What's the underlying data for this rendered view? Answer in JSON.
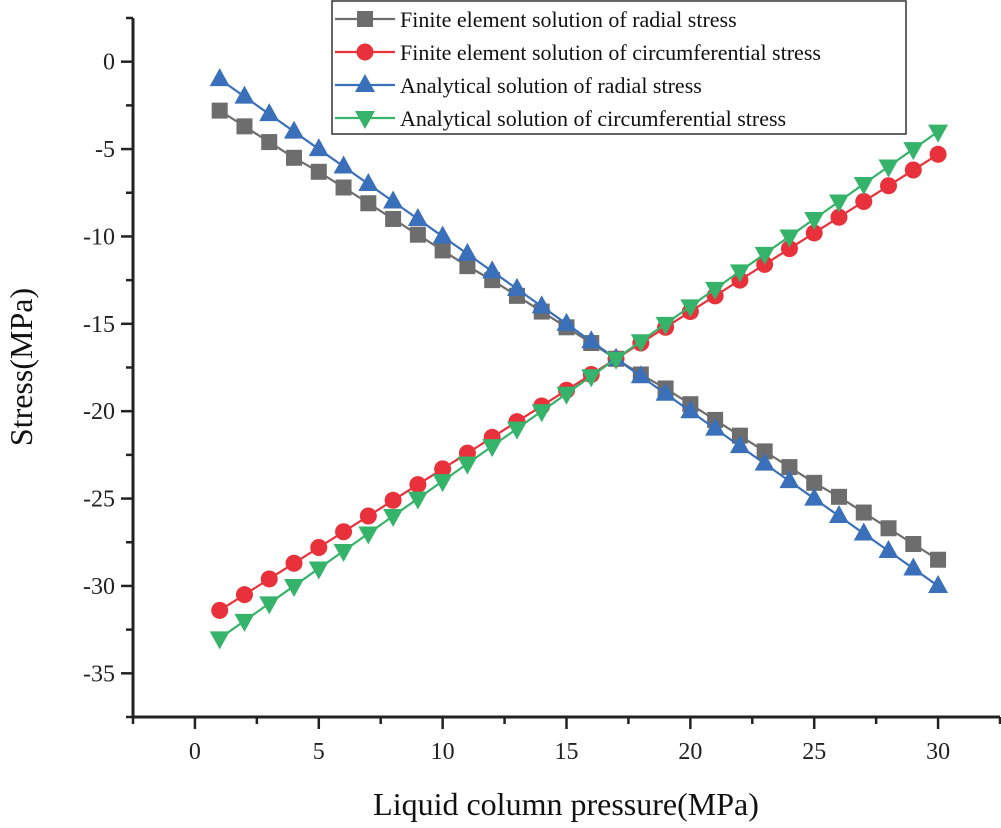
{
  "chart_data": {
    "type": "line",
    "title": "",
    "xlabel": "Liquid column pressure(MPa)",
    "ylabel": "Stress(MPa)",
    "xlim": [
      -2.5,
      32.5
    ],
    "ylim": [
      -37.5,
      2.5
    ],
    "xticks": [
      0,
      5,
      10,
      15,
      20,
      25,
      30
    ],
    "yticks": [
      0,
      -5,
      -10,
      -15,
      -20,
      -25,
      -30,
      -35
    ],
    "grid": false,
    "legend_position": "top-right",
    "x": [
      1,
      2,
      3,
      4,
      5,
      6,
      7,
      8,
      9,
      10,
      11,
      12,
      13,
      14,
      15,
      16,
      17,
      18,
      19,
      20,
      21,
      22,
      23,
      24,
      25,
      26,
      27,
      28,
      29,
      30
    ],
    "series": [
      {
        "name": "Finite element solution of radial stress",
        "color": "#6d6d6d",
        "marker": "square",
        "values": [
          -2.8,
          -3.7,
          -4.6,
          -5.5,
          -6.3,
          -7.2,
          -8.1,
          -9.0,
          -9.9,
          -10.8,
          -11.7,
          -12.5,
          -13.4,
          -14.3,
          -15.2,
          -16.1,
          -17.0,
          -17.9,
          -18.7,
          -19.6,
          -20.5,
          -21.4,
          -22.3,
          -23.2,
          -24.1,
          -24.9,
          -25.8,
          -26.7,
          -27.6,
          -28.5
        ]
      },
      {
        "name": "Finite element solution of circumferential stress",
        "color": "#e8313a",
        "marker": "circle",
        "values": [
          -31.4,
          -30.5,
          -29.6,
          -28.7,
          -27.8,
          -26.9,
          -26.0,
          -25.1,
          -24.2,
          -23.3,
          -22.4,
          -21.5,
          -20.6,
          -19.7,
          -18.8,
          -17.9,
          -17.0,
          -16.1,
          -15.2,
          -14.3,
          -13.4,
          -12.5,
          -11.6,
          -10.7,
          -9.8,
          -8.9,
          -8.0,
          -7.1,
          -6.2,
          -5.3
        ]
      },
      {
        "name": "Analytical solution of radial stress",
        "color": "#3a6fba",
        "marker": "triangle-up",
        "values": [
          -1,
          -2,
          -3,
          -4,
          -5,
          -6,
          -7,
          -8,
          -9,
          -10,
          -11,
          -12,
          -13,
          -14,
          -15,
          -16,
          -17,
          -18,
          -19,
          -20,
          -21,
          -22,
          -23,
          -24,
          -25,
          -26,
          -27,
          -28,
          -29,
          -30
        ]
      },
      {
        "name": "Analytical solution of circumferential stress",
        "color": "#36b36a",
        "marker": "triangle-down",
        "values": [
          -33,
          -32,
          -31,
          -30,
          -29,
          -28,
          -27,
          -26,
          -25,
          -24,
          -23,
          -22,
          -21,
          -20,
          -19,
          -18,
          -17,
          -16,
          -15,
          -14,
          -13,
          -12,
          -11,
          -10,
          -9,
          -8,
          -7,
          -6,
          -5,
          -4
        ]
      }
    ]
  }
}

-.-.-

▶ [Given task] Where a line holds "color", copy it out.

▶ [Solution to the exercise]
        "color": "#6d6d6d",
        "color": "#e8313a",
        "color": "#3a6fba",
        "color": "#36b36a",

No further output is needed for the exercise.